> The exercise:
All of the material below is to be restated word for word, apart from the pictures.

> Provided information:

========================

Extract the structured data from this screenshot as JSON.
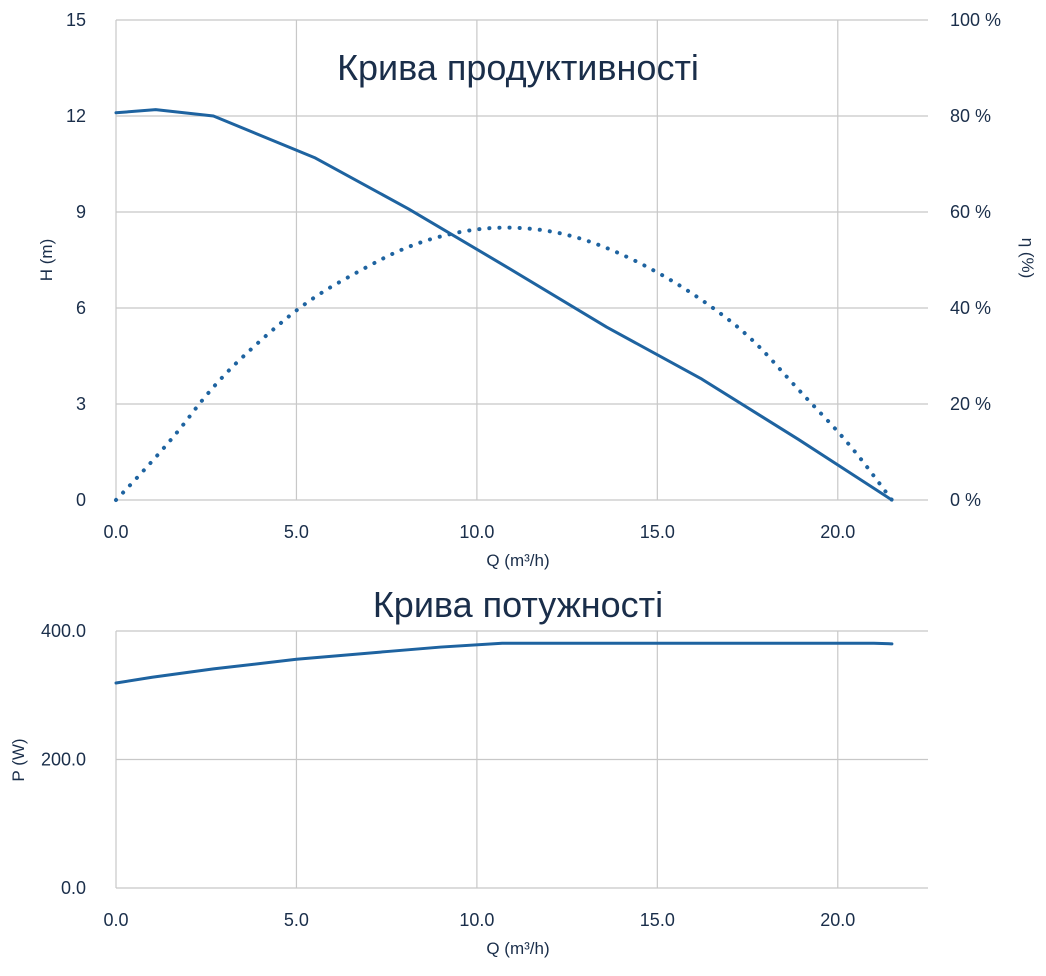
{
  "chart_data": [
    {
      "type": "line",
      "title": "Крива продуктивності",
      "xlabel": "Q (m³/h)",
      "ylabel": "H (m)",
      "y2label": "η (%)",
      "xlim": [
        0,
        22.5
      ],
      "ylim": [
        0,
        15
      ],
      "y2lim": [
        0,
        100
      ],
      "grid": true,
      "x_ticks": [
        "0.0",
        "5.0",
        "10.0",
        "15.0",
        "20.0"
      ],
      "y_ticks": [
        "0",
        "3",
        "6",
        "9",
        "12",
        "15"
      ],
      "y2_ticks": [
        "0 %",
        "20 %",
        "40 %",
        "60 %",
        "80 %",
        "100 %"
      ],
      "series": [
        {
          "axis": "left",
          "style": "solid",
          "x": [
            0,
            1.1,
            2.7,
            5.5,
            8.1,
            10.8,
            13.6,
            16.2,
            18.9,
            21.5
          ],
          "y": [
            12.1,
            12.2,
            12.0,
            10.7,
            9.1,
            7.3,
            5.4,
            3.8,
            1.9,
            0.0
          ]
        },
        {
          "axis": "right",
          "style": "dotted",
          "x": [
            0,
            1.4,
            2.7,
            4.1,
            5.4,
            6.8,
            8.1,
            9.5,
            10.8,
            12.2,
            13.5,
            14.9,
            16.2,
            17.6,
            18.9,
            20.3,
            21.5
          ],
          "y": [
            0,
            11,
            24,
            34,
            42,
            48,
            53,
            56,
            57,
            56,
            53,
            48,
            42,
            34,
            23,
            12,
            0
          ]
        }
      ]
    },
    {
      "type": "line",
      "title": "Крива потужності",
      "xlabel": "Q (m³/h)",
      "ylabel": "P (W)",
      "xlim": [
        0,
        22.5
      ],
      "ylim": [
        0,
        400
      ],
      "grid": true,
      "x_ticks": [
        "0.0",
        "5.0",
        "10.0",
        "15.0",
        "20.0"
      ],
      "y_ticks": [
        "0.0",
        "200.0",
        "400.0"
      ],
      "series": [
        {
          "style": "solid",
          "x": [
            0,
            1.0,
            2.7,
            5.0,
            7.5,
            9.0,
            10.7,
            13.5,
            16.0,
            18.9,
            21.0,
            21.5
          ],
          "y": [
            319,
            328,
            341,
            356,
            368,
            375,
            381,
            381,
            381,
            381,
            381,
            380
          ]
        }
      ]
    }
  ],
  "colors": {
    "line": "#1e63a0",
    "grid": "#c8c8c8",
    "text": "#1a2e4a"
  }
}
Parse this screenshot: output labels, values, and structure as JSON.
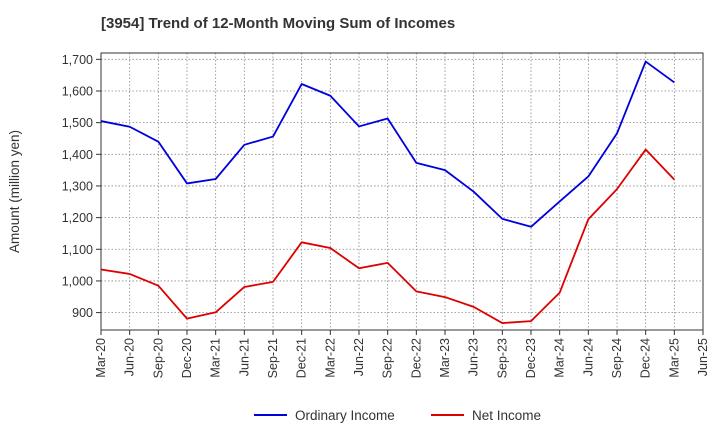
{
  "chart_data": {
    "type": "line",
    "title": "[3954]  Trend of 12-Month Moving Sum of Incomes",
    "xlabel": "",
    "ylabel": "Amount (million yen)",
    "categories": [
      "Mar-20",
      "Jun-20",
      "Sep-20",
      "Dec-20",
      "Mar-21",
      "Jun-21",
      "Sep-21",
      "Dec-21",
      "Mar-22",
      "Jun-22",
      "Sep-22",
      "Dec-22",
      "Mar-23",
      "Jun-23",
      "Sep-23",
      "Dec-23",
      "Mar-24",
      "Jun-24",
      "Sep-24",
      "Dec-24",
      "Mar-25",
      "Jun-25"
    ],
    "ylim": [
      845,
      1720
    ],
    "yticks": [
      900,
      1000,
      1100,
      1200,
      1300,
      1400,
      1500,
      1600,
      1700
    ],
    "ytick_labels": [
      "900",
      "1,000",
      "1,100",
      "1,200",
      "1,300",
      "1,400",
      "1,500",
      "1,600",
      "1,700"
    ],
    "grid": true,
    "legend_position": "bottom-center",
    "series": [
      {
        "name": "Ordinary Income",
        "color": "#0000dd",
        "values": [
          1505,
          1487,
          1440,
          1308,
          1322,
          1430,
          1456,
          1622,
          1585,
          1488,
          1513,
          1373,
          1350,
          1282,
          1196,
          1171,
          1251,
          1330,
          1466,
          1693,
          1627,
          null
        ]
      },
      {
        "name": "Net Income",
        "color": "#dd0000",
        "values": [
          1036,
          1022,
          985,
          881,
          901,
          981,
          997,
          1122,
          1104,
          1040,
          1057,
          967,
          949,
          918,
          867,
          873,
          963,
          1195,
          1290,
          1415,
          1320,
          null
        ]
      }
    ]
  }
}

========================

> The answer:
Extract the structured data from this screenshot as JSON.
{
  "chart_data": [
    {
      "type": "line",
      "title": "Крива продуктивності",
      "xlabel": "Q (m³/h)",
      "ylabel": "H (m)",
      "y2label": "η (%)",
      "xlim": [
        0,
        22.5
      ],
      "ylim": [
        0,
        15
      ],
      "y2lim": [
        0,
        100
      ],
      "grid": true,
      "x_ticks": [
        "0.0",
        "5.0",
        "10.0",
        "15.0",
        "20.0"
      ],
      "y_ticks": [
        "0",
        "3",
        "6",
        "9",
        "12",
        "15"
      ],
      "y2_ticks": [
        "0 %",
        "20 %",
        "40 %",
        "60 %",
        "80 %",
        "100 %"
      ],
      "series": [
        {
          "axis": "left",
          "style": "solid",
          "x": [
            0,
            1.1,
            2.7,
            5.5,
            8.1,
            10.8,
            13.6,
            16.2,
            18.9,
            21.5
          ],
          "y": [
            12.1,
            12.2,
            12.0,
            10.7,
            9.1,
            7.3,
            5.4,
            3.8,
            1.9,
            0.0
          ]
        },
        {
          "axis": "right",
          "style": "dotted",
          "x": [
            0,
            1.4,
            2.7,
            4.1,
            5.4,
            6.8,
            8.1,
            9.5,
            10.8,
            12.2,
            13.5,
            14.9,
            16.2,
            17.6,
            18.9,
            20.3,
            21.5
          ],
          "y": [
            0,
            11,
            24,
            34,
            42,
            48,
            53,
            56,
            57,
            56,
            53,
            48,
            42,
            34,
            23,
            12,
            0
          ]
        }
      ]
    },
    {
      "type": "line",
      "title": "Крива потужності",
      "xlabel": "Q (m³/h)",
      "ylabel": "P (W)",
      "xlim": [
        0,
        22.5
      ],
      "ylim": [
        0,
        400
      ],
      "grid": true,
      "x_ticks": [
        "0.0",
        "5.0",
        "10.0",
        "15.0",
        "20.0"
      ],
      "y_ticks": [
        "0.0",
        "200.0",
        "400.0"
      ],
      "series": [
        {
          "style": "solid",
          "x": [
            0,
            1.0,
            2.7,
            5.0,
            7.5,
            9.0,
            10.7,
            13.5,
            16.0,
            18.9,
            21.0,
            21.5
          ],
          "y": [
            319,
            328,
            341,
            356,
            368,
            375,
            381,
            381,
            381,
            381,
            381,
            380
          ]
        }
      ]
    }
  ],
  "colors": {
    "line": "#1e63a0",
    "grid": "#c8c8c8",
    "text": "#1a2e4a"
  }
}
Parse this screenshot: output labels, values, and structure as JSON.
{
  "chart_data": {
    "type": "line",
    "title": "[3954]  Trend of 12-Month Moving Sum of Incomes",
    "xlabel": "",
    "ylabel": "Amount (million yen)",
    "categories": [
      "Mar-20",
      "Jun-20",
      "Sep-20",
      "Dec-20",
      "Mar-21",
      "Jun-21",
      "Sep-21",
      "Dec-21",
      "Mar-22",
      "Jun-22",
      "Sep-22",
      "Dec-22",
      "Mar-23",
      "Jun-23",
      "Sep-23",
      "Dec-23",
      "Mar-24",
      "Jun-24",
      "Sep-24",
      "Dec-24",
      "Mar-25",
      "Jun-25"
    ],
    "ylim": [
      845,
      1720
    ],
    "yticks": [
      900,
      1000,
      1100,
      1200,
      1300,
      1400,
      1500,
      1600,
      1700
    ],
    "ytick_labels": [
      "900",
      "1,000",
      "1,100",
      "1,200",
      "1,300",
      "1,400",
      "1,500",
      "1,600",
      "1,700"
    ],
    "grid": true,
    "legend_position": "bottom-center",
    "series": [
      {
        "name": "Ordinary Income",
        "color": "#0000dd",
        "values": [
          1505,
          1487,
          1440,
          1308,
          1322,
          1430,
          1456,
          1622,
          1585,
          1488,
          1513,
          1373,
          1350,
          1282,
          1196,
          1171,
          1251,
          1330,
          1466,
          1693,
          1627,
          null
        ]
      },
      {
        "name": "Net Income",
        "color": "#dd0000",
        "values": [
          1036,
          1022,
          985,
          881,
          901,
          981,
          997,
          1122,
          1104,
          1040,
          1057,
          967,
          949,
          918,
          867,
          873,
          963,
          1195,
          1290,
          1415,
          1320,
          null
        ]
      }
    ]
  }
}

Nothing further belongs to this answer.